◆ **Directions**: Determine which lines of the records include the word "Dezember", and copy them.

>> START Material for the task

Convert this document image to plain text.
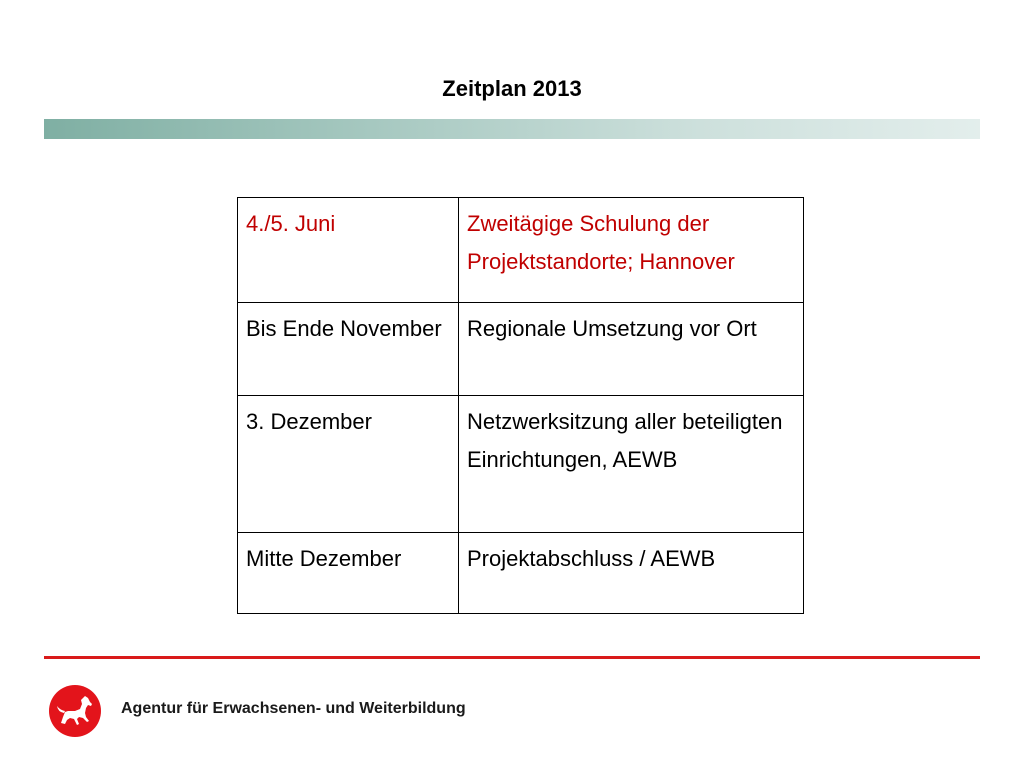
Zeitplan 2013
4./5. Juni	Zweitägige Schulung der Projektstandorte; Hannover
Bis Ende November	Regionale Umsetzung vor Ort
3. Dezember	Netzwerksitzung aller beteiligten Einrichtungen, AEWB
Mitte Dezember	Projektabschluss / AEWB
Agentur für Erwachsenen- und Weiterbildung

>> END Material for the task

◆ **The answer**:
3. Dezember	Netzwerksitzung aller beteiligten Einrichtungen, AEWB
Mitte Dezember	Projektabschluss / AEWB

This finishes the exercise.